[Instructions for the task] Every entry must be given again exactly.

Recorded data:
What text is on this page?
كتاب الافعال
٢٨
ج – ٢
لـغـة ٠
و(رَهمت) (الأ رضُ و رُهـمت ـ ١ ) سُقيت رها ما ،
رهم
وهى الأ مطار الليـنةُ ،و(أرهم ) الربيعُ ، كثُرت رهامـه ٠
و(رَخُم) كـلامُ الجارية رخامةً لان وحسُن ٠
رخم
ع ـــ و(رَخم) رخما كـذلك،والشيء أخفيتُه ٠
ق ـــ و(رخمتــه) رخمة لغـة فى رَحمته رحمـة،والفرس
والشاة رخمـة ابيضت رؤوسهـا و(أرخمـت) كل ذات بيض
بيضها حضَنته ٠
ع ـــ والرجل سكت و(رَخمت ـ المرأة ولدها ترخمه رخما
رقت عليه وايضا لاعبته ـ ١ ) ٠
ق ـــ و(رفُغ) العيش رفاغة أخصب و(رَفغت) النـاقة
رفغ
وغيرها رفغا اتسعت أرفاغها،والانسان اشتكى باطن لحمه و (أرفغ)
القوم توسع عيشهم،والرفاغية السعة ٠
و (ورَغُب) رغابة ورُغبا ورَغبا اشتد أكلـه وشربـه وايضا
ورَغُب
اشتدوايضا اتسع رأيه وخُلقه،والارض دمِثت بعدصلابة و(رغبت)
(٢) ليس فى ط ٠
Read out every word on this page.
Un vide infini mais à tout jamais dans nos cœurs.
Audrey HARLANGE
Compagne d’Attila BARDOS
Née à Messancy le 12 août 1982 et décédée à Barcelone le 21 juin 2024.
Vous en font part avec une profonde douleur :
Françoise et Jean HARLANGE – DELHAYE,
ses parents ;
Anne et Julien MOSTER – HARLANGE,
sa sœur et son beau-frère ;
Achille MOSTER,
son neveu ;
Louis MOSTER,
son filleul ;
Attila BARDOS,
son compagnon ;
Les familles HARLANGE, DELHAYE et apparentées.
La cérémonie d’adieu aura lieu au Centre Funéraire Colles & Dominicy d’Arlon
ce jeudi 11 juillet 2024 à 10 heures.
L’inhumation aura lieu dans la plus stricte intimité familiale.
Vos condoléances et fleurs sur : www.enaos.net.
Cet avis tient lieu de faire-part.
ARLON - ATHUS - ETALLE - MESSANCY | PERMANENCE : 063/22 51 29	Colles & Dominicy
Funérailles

[Written response]
What text is on this page?
كتاب الافعال
٢٨
ج – ٢
لـغـة ٠
و(رَهمت) (الأ رضُ و رُهـمت ـ ١ ) سُقيت رها ما ،
رهم
وهى الأ مطار الليـنةُ ،و(أرهم ) الربيعُ ، كثُرت رهامـه ٠
و(رَخُم) كـلامُ الجارية رخامةً لان وحسُن ٠
رخم
ع ـــ و(رَخم) رخما كـذلك،والشيء أخفيتُه ٠
ق ـــ و(رخمتــه) رخمة لغـة فى رَحمته رحمـة،والفرس
والشاة رخمـة ابيضت رؤوسهـا و(أرخمـت) كل ذات بيض
بيضها حضَنته ٠
ع ـــ والرجل سكت و(رَخمت ـ المرأة ولدها ترخمه رخما
رقت عليه وايضا لاعبته ـ ١ ) ٠
ق ـــ و(رفُغ) العيش رفاغة أخصب و(رَفغت) النـاقة
رفغ
وغيرها رفغا اتسعت أرفاغها،والانسان اشتكى باطن لحمه و (أرفغ)
القوم توسع عيشهم،والرفاغية السعة ٠
و (ورَغُب) رغابة ورُغبا ورَغبا اشتد أكلـه وشربـه وايضا
ورَغُب
اشتدوايضا اتسع رأيه وخُلقه،والارض دمِثت بعدصلابة و(رغبت)
(٢) ليس فى ط ٠
Read out every word on this page.
Un vide infini mais à tout jamais dans nos cœurs.
Audrey HARLANGE
Compagne d’Attila BARDOS
Née à Messancy le 12 août 1982 et décédée à Barcelone le 21 juin 2024.
Vous en font part avec une profonde douleur :
Françoise et Jean HARLANGE – DELHAYE,
ses parents ;
Anne et Julien MOSTER – HARLANGE,
sa sœur et son beau-frère ;
Achille MOSTER,
son neveu ;
Louis MOSTER,
son filleul ;
Attila BARDOS,
son compagnon ;
Les familles HARLANGE, DELHAYE et apparentées.
La cérémonie d’adieu aura lieu au Centre Funéraire Colles & Dominicy d’Arlon
ce jeudi 11 juillet 2024 à 10 heures.
L’inhumation aura lieu dans la plus stricte intimité familiale.
Vos condoléances et fleurs sur : www.enaos.net.
Cet avis tient lieu de faire-part.
ARLON - ATHUS - ETALLE - MESSANCY | PERMANENCE : 063/22 51 29	Colles & Dominicy
Funérailles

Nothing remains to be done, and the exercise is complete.